Given instruction: Repeat the whole listing exactly.

# Start of Source material

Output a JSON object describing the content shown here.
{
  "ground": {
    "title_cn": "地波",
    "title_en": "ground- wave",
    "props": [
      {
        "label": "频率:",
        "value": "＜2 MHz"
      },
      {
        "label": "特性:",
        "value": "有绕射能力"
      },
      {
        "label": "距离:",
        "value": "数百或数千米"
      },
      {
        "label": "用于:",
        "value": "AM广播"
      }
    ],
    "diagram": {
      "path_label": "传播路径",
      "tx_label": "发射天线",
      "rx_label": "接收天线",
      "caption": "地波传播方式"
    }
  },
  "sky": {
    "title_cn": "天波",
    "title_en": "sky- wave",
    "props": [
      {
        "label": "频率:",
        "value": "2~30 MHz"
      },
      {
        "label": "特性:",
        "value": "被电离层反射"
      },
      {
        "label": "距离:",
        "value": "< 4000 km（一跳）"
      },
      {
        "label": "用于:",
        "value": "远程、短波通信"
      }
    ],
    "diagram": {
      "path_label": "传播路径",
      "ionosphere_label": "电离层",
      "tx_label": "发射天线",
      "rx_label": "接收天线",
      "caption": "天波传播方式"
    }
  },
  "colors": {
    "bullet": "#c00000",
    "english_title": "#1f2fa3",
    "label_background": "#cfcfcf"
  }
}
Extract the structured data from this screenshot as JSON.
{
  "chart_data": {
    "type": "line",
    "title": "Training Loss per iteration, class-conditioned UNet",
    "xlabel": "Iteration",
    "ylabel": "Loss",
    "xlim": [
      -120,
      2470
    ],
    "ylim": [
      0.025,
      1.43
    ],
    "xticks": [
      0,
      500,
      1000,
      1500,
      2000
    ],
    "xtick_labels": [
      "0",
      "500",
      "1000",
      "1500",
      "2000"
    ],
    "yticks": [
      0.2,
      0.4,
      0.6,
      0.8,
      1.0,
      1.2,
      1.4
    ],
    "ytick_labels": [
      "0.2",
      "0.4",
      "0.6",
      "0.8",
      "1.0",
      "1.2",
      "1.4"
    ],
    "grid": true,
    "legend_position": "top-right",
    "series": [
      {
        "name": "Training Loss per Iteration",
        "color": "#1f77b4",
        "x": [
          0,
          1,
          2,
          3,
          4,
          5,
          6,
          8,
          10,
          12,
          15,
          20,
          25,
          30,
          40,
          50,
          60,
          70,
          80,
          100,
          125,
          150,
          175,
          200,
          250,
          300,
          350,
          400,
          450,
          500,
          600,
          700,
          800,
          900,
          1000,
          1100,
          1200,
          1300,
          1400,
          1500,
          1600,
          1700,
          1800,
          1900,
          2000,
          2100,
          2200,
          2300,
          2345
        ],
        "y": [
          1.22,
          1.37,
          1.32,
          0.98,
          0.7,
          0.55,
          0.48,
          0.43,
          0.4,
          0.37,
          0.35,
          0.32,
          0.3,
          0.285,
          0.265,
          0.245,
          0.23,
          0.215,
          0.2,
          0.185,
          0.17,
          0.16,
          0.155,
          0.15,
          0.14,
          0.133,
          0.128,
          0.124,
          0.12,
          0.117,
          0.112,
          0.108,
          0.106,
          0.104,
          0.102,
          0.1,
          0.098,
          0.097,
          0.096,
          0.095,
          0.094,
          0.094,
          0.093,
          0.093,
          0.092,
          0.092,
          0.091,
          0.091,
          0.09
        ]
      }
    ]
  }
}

# End of Source material

Answer for this exercise:
Output a JSON object describing the content shown here.
{
  "ground": {
    "title_cn": "地波",
    "title_en": "ground- wave",
    "props": [
      {
        "label": "频率:",
        "value": "＜2 MHz"
      },
      {
        "label": "特性:",
        "value": "有绕射能力"
      },
      {
        "label": "距离:",
        "value": "数百或数千米"
      },
      {
        "label": "用于:",
        "value": "AM广播"
      }
    ],
    "diagram": {
      "path_label": "传播路径",
      "tx_label": "发射天线",
      "rx_label": "接收天线",
      "caption": "地波传播方式"
    }
  },
  "sky": {
    "title_cn": "天波",
    "title_en": "sky- wave",
    "props": [
      {
        "label": "频率:",
        "value": "2~30 MHz"
      },
      {
        "label": "特性:",
        "value": "被电离层反射"
      },
      {
        "label": "距离:",
        "value": "< 4000 km（一跳）"
      },
      {
        "label": "用于:",
        "value": "远程、短波通信"
      }
    ],
    "diagram": {
      "path_label": "传播路径",
      "ionosphere_label": "电离层",
      "tx_label": "发射天线",
      "rx_label": "接收天线",
      "caption": "天波传播方式"
    }
  },
  "colors": {
    "bullet": "#c00000",
    "english_title": "#1f2fa3",
    "label_background": "#cfcfcf"
  }
}
Extract the structured data from this screenshot as JSON.
{
  "chart_data": {
    "type": "line",
    "title": "Training Loss per iteration, class-conditioned UNet",
    "xlabel": "Iteration",
    "ylabel": "Loss",
    "xlim": [
      -120,
      2470
    ],
    "ylim": [
      0.025,
      1.43
    ],
    "xticks": [
      0,
      500,
      1000,
      1500,
      2000
    ],
    "xtick_labels": [
      "0",
      "500",
      "1000",
      "1500",
      "2000"
    ],
    "yticks": [
      0.2,
      0.4,
      0.6,
      0.8,
      1.0,
      1.2,
      1.4
    ],
    "ytick_labels": [
      "0.2",
      "0.4",
      "0.6",
      "0.8",
      "1.0",
      "1.2",
      "1.4"
    ],
    "grid": true,
    "legend_position": "top-right",
    "series": [
      {
        "name": "Training Loss per Iteration",
        "color": "#1f77b4",
        "x": [
          0,
          1,
          2,
          3,
          4,
          5,
          6,
          8,
          10,
          12,
          15,
          20,
          25,
          30,
          40,
          50,
          60,
          70,
          80,
          100,
          125,
          150,
          175,
          200,
          250,
          300,
          350,
          400,
          450,
          500,
          600,
          700,
          800,
          900,
          1000,
          1100,
          1200,
          1300,
          1400,
          1500,
          1600,
          1700,
          1800,
          1900,
          2000,
          2100,
          2200,
          2300,
          2345
        ],
        "y": [
          1.22,
          1.37,
          1.32,
          0.98,
          0.7,
          0.55,
          0.48,
          0.43,
          0.4,
          0.37,
          0.35,
          0.32,
          0.3,
          0.285,
          0.265,
          0.245,
          0.23,
          0.215,
          0.2,
          0.185,
          0.17,
          0.16,
          0.155,
          0.15,
          0.14,
          0.133,
          0.128,
          0.124,
          0.12,
          0.117,
          0.112,
          0.108,
          0.106,
          0.104,
          0.102,
          0.1,
          0.098,
          0.097,
          0.096,
          0.095,
          0.094,
          0.094,
          0.093,
          0.093,
          0.092,
          0.092,
          0.091,
          0.091,
          0.09
        ]
      }
    ]
  }
}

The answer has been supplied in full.